## TEXT SECTION
Misclassifying a bad credit risk as good (false positive) is particularly costly as it can lead to loan defaults, while misclassifying a good applicant as bad (false negative) results in lost business opportunities.

# Unsupervised Learning and Data Preprocessing

In [None]:
import pandas as pd
import numpy as np
from scipy.io import arff
import matplotlib.pyplot as plt
import seaborn as sns
from sklearn.model_selection import train_test_split
from sklearn.preprocessing import StandardScaler, OneHotEncoder, LabelEncoder
from sklearn.impute import SimpleImputer
from sklearn.compose import ColumnTransformer
from sklearn.pipeline import Pipeline
from sklearn.linear_model import LogisticRegression
from sklearn.metrics import accuracy_score, f1_score, roc_auc_score

## 1. Load Data

In [None]:
# Load the ARFF file
data, meta = arff.loadarff('dataset_31_credit-g.arff')
df = pd.DataFrame(data)
#Getting rid of byte strings
for col in df.select_dtypes([object]):
    df[col] = df[col].str.decode('utf-8')
#print(df) #test to see if df works

# Feature Distribution Visualization

Visualizing the distribution of key features to understand the data.

## ITEMS
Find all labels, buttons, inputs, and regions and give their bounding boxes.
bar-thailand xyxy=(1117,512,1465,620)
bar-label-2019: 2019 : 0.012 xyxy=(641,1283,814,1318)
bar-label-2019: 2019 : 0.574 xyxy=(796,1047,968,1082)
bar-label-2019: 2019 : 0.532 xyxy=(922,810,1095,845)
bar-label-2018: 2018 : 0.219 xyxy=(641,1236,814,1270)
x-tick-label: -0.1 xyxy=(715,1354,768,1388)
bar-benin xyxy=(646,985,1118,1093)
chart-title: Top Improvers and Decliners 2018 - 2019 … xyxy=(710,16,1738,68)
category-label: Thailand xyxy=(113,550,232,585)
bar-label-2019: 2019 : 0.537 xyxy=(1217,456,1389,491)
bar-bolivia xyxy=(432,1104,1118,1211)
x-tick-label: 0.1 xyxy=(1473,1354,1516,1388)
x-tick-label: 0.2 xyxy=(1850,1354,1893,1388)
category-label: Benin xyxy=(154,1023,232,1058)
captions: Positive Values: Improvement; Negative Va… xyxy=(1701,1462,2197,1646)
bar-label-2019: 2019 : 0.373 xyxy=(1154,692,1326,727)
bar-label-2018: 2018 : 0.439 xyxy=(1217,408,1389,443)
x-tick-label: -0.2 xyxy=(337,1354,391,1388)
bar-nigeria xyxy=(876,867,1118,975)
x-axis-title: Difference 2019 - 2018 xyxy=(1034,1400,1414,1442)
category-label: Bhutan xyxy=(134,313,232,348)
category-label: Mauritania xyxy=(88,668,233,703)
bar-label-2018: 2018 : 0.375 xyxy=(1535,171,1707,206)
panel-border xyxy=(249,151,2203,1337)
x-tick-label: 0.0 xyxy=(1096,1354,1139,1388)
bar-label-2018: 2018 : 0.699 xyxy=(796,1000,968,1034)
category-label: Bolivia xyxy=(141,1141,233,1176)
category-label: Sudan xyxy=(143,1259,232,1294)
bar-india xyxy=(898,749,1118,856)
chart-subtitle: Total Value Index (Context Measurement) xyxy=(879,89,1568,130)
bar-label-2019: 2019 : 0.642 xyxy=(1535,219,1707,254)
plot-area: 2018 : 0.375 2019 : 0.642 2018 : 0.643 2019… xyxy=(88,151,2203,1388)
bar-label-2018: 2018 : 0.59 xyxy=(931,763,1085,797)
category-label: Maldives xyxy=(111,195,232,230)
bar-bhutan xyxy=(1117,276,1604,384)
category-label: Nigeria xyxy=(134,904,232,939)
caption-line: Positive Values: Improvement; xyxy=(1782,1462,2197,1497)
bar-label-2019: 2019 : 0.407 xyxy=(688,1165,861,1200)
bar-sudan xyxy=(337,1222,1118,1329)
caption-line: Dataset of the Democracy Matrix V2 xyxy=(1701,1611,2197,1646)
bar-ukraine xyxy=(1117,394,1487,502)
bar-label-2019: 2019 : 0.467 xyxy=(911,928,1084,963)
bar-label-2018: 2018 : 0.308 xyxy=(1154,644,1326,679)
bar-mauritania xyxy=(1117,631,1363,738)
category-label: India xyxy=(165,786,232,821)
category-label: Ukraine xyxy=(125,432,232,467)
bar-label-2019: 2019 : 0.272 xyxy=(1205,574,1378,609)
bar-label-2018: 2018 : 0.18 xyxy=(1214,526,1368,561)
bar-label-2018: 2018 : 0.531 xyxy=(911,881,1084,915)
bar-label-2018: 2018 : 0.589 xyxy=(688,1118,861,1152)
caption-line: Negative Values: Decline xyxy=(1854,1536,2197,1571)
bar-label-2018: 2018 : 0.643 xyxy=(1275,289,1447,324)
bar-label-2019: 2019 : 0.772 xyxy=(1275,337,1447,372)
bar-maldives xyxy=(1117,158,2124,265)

## WHAT YOU WILL DO
[1] Repeat the part of the notebook excerpt starting with "## 1. Load Data" and going on through "df[col] = df[col].str.decode('utf-8')".
[2] Name every scikit-learn submodule that the import statements in the notebook excerpt draw from.
[3] Answer these questions from the notebook excerpt:
(a) What does misclassifying a good applicant as bad result in?
(b) Under what alias is matplotlib.pyplot imported?
(c) Which file name is passed to arff.loadarff?
The material placed after the notebook excerpt is separate from it.

## SET OF ANSWERS
[1]
## 1. Load Data

In [None]:
# Load the ARFF file
data, meta = arff.loadarff('dataset_31_credit-g.arff')
df = pd.DataFrame(data)
#Getting rid of byte strings
for col in df.select_dtypes([object]):
    df[col] = df[col].str.decode('utf-8')

[2]
sklearn.model_selection
sklearn.preprocessing
sklearn.impute
sklearn.compose
sklearn.pipeline
sklearn.linear_model
sklearn.metrics

[3]
(a) Lost business opportunities.
(b) plt
(c) 'dataset_31_credit-g.arff'